[Dataset entries]
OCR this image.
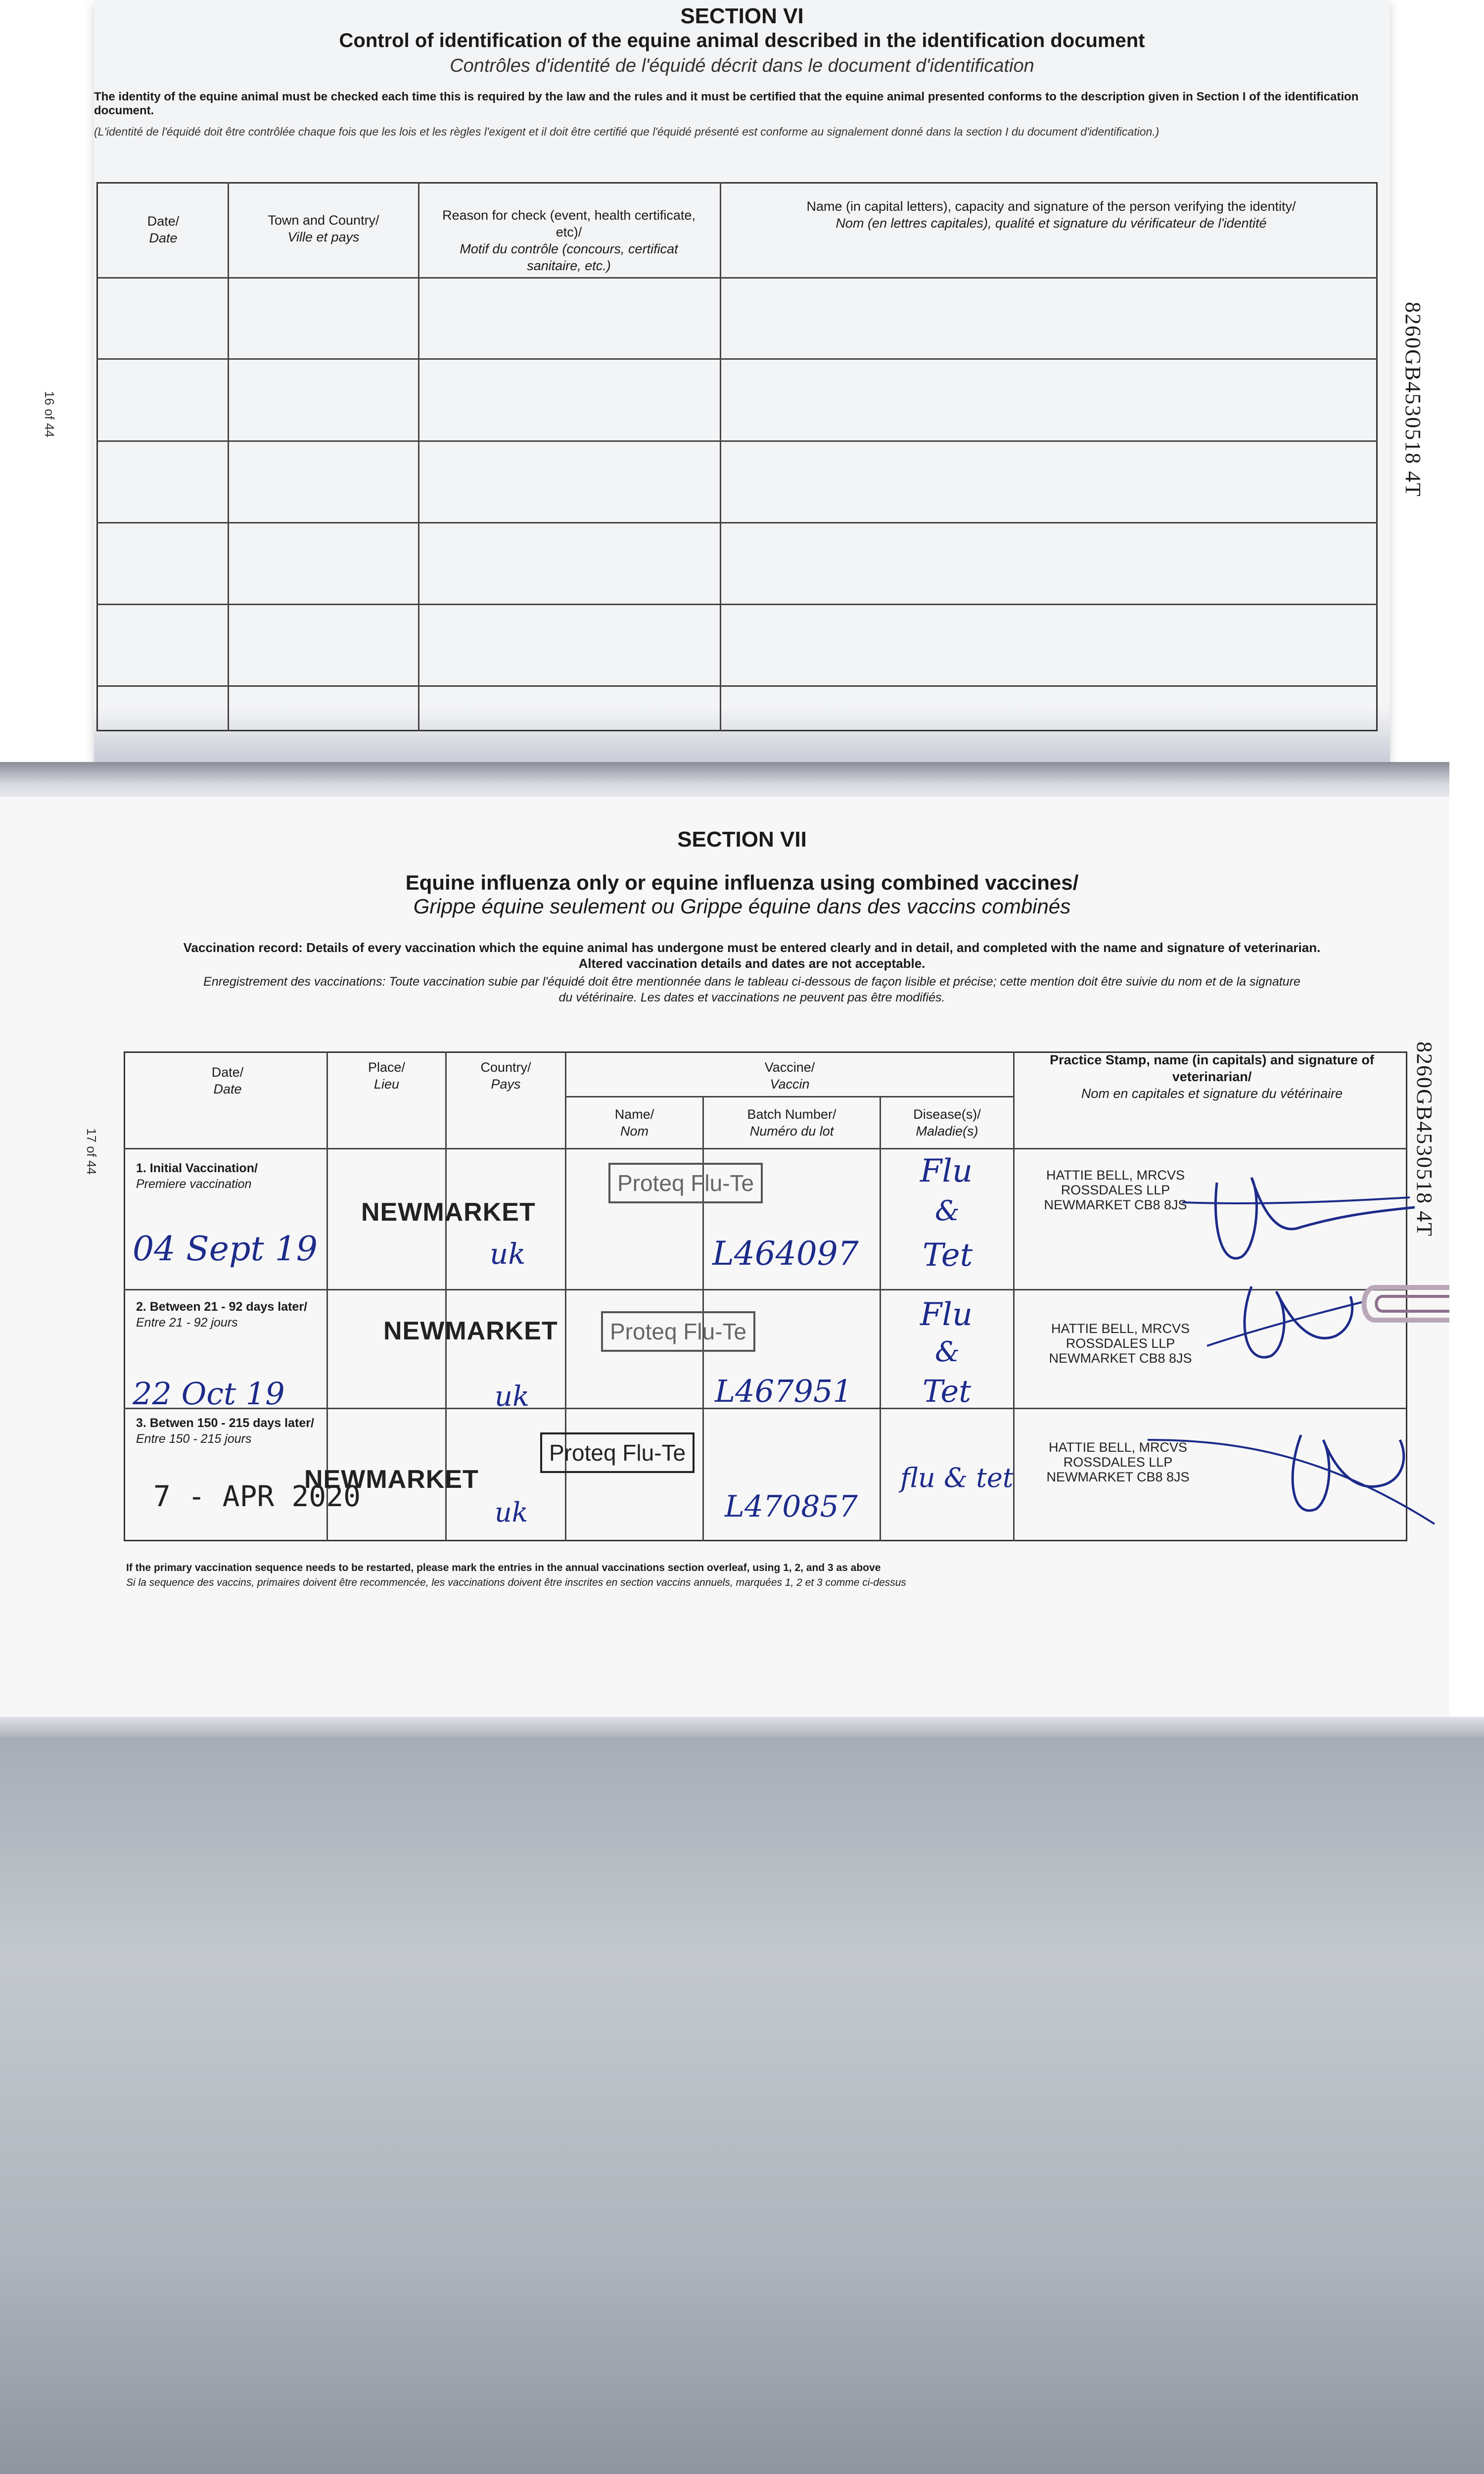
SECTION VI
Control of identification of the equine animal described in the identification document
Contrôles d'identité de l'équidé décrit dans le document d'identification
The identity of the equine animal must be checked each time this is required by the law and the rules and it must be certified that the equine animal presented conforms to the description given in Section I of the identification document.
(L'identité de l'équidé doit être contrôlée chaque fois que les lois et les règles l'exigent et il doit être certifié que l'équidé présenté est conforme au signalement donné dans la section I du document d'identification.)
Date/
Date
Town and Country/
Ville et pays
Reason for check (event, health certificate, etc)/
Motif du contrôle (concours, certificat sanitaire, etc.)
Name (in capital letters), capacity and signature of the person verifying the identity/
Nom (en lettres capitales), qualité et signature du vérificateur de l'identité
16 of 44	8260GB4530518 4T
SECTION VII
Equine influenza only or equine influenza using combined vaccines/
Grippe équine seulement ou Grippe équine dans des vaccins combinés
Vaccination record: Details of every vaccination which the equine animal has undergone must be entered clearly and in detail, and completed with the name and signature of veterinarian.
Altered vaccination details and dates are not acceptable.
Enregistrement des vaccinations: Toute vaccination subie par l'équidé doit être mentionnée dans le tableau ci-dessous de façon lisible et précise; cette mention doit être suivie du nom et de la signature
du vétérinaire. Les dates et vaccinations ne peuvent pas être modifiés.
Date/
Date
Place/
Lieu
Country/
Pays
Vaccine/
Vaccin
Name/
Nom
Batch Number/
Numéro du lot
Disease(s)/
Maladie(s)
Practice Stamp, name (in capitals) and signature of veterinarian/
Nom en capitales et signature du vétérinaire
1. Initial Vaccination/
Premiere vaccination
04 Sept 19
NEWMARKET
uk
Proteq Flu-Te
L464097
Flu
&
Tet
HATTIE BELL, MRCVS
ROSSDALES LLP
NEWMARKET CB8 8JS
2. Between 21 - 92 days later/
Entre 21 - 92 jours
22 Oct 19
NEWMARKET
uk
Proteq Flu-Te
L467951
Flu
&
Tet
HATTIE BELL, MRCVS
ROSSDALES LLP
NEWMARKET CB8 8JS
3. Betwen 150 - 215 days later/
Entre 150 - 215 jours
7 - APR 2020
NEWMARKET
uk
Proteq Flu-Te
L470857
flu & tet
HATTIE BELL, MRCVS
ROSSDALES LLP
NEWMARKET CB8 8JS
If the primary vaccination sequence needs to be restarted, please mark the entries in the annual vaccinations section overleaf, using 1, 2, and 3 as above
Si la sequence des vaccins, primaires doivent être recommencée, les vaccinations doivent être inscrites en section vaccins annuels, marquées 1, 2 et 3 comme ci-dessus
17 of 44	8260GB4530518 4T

---

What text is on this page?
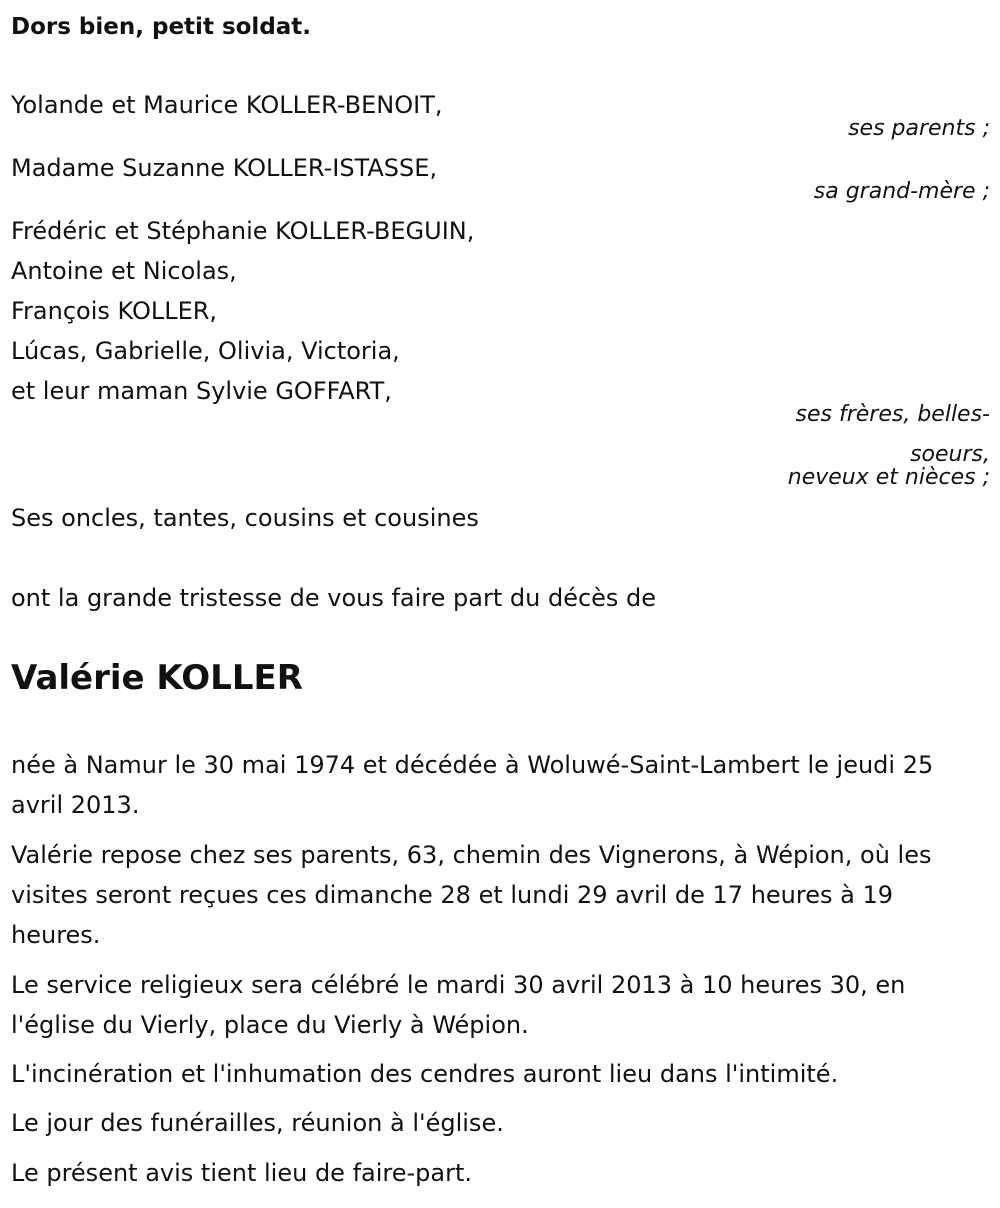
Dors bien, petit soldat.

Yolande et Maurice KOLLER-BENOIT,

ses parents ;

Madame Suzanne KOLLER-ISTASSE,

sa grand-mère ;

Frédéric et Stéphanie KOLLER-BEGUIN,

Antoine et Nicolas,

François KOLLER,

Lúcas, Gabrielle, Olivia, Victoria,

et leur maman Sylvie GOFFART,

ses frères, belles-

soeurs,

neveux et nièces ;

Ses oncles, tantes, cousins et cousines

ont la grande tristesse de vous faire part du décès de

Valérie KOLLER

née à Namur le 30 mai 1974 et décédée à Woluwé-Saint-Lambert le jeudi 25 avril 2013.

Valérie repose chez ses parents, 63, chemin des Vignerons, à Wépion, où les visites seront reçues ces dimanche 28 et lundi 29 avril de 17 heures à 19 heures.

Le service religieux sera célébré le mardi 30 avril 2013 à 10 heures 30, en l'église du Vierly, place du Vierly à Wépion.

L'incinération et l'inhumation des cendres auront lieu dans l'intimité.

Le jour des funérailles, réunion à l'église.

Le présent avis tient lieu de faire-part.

*WHAT YOU WILL DO*: From the listing above, copy every line that includes the word "identity".

*ANSWER BELOW*:
The identity of the equine animal must be checked each time this is required by the law and the rules and it must be certified that the equine animal presented conforms to the description given in Section I of the identification document.
Name (in capital letters), capacity and signature of the person verifying the identity/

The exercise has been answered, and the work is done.